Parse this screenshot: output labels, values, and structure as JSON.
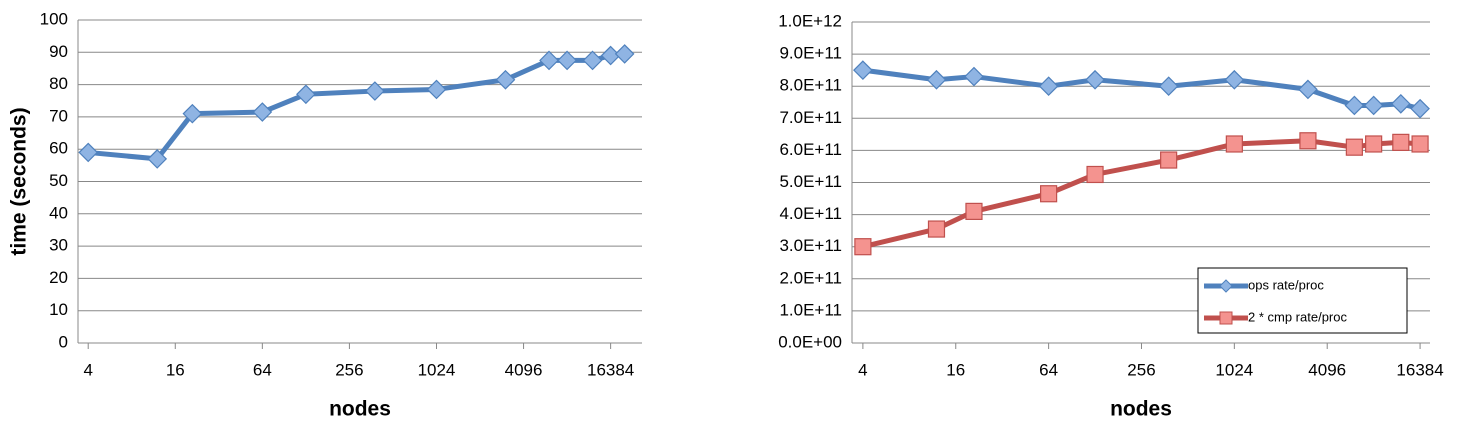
{
  "chart_data": [
    {
      "type": "line",
      "x_label": "nodes",
      "y_label": "time (seconds)",
      "xscale": "log2",
      "x": [
        4,
        12,
        21,
        64,
        128,
        384,
        1024,
        3072,
        6144,
        8192,
        12288,
        16384,
        20480
      ],
      "series": [
        {
          "name": null,
          "color": "#4f81bd",
          "marker": "diamond",
          "values": [
            59,
            57,
            71,
            71.5,
            77,
            78,
            78.5,
            81.5,
            87.5,
            87.5,
            87.5,
            89,
            89.5
          ]
        }
      ],
      "xlim": [
        3.4,
        27000
      ],
      "xticks": [
        4,
        16,
        64,
        256,
        1024,
        4096,
        16384
      ],
      "ylim": [
        0,
        100
      ],
      "yticks": [
        0,
        10,
        20,
        30,
        40,
        50,
        60,
        70,
        80,
        90,
        100
      ],
      "grid": true
    },
    {
      "type": "line",
      "x_label": "nodes",
      "xscale": "log2",
      "x": [
        4,
        12,
        21,
        64,
        128,
        384,
        1024,
        3072,
        6144,
        8192,
        12288,
        16384
      ],
      "series": [
        {
          "name": "ops rate/proc",
          "color": "#4f81bd",
          "marker": "diamond",
          "values": [
            850000000000,
            820000000000,
            830000000000,
            800000000000,
            820000000000,
            800000000000,
            820000000000,
            790000000000,
            740000000000,
            740000000000,
            745000000000,
            730000000000
          ]
        },
        {
          "name": "2 * cmp rate/proc",
          "color": "#c0504d",
          "marker": "square",
          "values": [
            300000000000,
            355000000000,
            410000000000,
            465000000000,
            525000000000,
            570000000000,
            620000000000,
            630000000000,
            610000000000,
            620000000000,
            625000000000,
            620000000000
          ]
        }
      ],
      "xlim": [
        3.4,
        19000
      ],
      "xticks": [
        4,
        16,
        64,
        256,
        1024,
        4096,
        16384
      ],
      "ylim": [
        0,
        1000000000000
      ],
      "yticks": [
        {
          "value": 0,
          "label": "0.0E+00"
        },
        {
          "value": 100000000000,
          "label": "1.0E+11"
        },
        {
          "value": 200000000000,
          "label": "2.0E+11"
        },
        {
          "value": 300000000000,
          "label": "3.0E+11"
        },
        {
          "value": 400000000000,
          "label": "4.0E+11"
        },
        {
          "value": 500000000000,
          "label": "5.0E+11"
        },
        {
          "value": 600000000000,
          "label": "6.0E+11"
        },
        {
          "value": 700000000000,
          "label": "7.0E+11"
        },
        {
          "value": 800000000000,
          "label": "8.0E+11"
        },
        {
          "value": 900000000000,
          "label": "9.0E+11"
        },
        {
          "value": 1000000000000,
          "label": "1.0E+12"
        }
      ],
      "grid": true,
      "legend": "lower right"
    }
  ]
}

▶ [GIVEN EXERCISE]: Set the entries down again exactly. Do not include the images.

▶ [EXERCISE RESULT]:
Parse this screenshot: output labels, values, and structure as JSON.
{
  "chart_data": [
    {
      "type": "line",
      "x_label": "nodes",
      "y_label": "time (seconds)",
      "xscale": "log2",
      "x": [
        4,
        12,
        21,
        64,
        128,
        384,
        1024,
        3072,
        6144,
        8192,
        12288,
        16384,
        20480
      ],
      "series": [
        {
          "name": null,
          "color": "#4f81bd",
          "marker": "diamond",
          "values": [
            59,
            57,
            71,
            71.5,
            77,
            78,
            78.5,
            81.5,
            87.5,
            87.5,
            87.5,
            89,
            89.5
          ]
        }
      ],
      "xlim": [
        3.4,
        27000
      ],
      "xticks": [
        4,
        16,
        64,
        256,
        1024,
        4096,
        16384
      ],
      "ylim": [
        0,
        100
      ],
      "yticks": [
        0,
        10,
        20,
        30,
        40,
        50,
        60,
        70,
        80,
        90,
        100
      ],
      "grid": true
    },
    {
      "type": "line",
      "x_label": "nodes",
      "xscale": "log2",
      "x": [
        4,
        12,
        21,
        64,
        128,
        384,
        1024,
        3072,
        6144,
        8192,
        12288,
        16384
      ],
      "series": [
        {
          "name": "ops rate/proc",
          "color": "#4f81bd",
          "marker": "diamond",
          "values": [
            850000000000,
            820000000000,
            830000000000,
            800000000000,
            820000000000,
            800000000000,
            820000000000,
            790000000000,
            740000000000,
            740000000000,
            745000000000,
            730000000000
          ]
        },
        {
          "name": "2 * cmp rate/proc",
          "color": "#c0504d",
          "marker": "square",
          "values": [
            300000000000,
            355000000000,
            410000000000,
            465000000000,
            525000000000,
            570000000000,
            620000000000,
            630000000000,
            610000000000,
            620000000000,
            625000000000,
            620000000000
          ]
        }
      ],
      "xlim": [
        3.4,
        19000
      ],
      "xticks": [
        4,
        16,
        64,
        256,
        1024,
        4096,
        16384
      ],
      "ylim": [
        0,
        1000000000000
      ],
      "yticks": [
        {
          "value": 0,
          "label": "0.0E+00"
        },
        {
          "value": 100000000000,
          "label": "1.0E+11"
        },
        {
          "value": 200000000000,
          "label": "2.0E+11"
        },
        {
          "value": 300000000000,
          "label": "3.0E+11"
        },
        {
          "value": 400000000000,
          "label": "4.0E+11"
        },
        {
          "value": 500000000000,
          "label": "5.0E+11"
        },
        {
          "value": 600000000000,
          "label": "6.0E+11"
        },
        {
          "value": 700000000000,
          "label": "7.0E+11"
        },
        {
          "value": 800000000000,
          "label": "8.0E+11"
        },
        {
          "value": 900000000000,
          "label": "9.0E+11"
        },
        {
          "value": 1000000000000,
          "label": "1.0E+12"
        }
      ],
      "grid": true,
      "legend": "lower right"
    }
  ]
}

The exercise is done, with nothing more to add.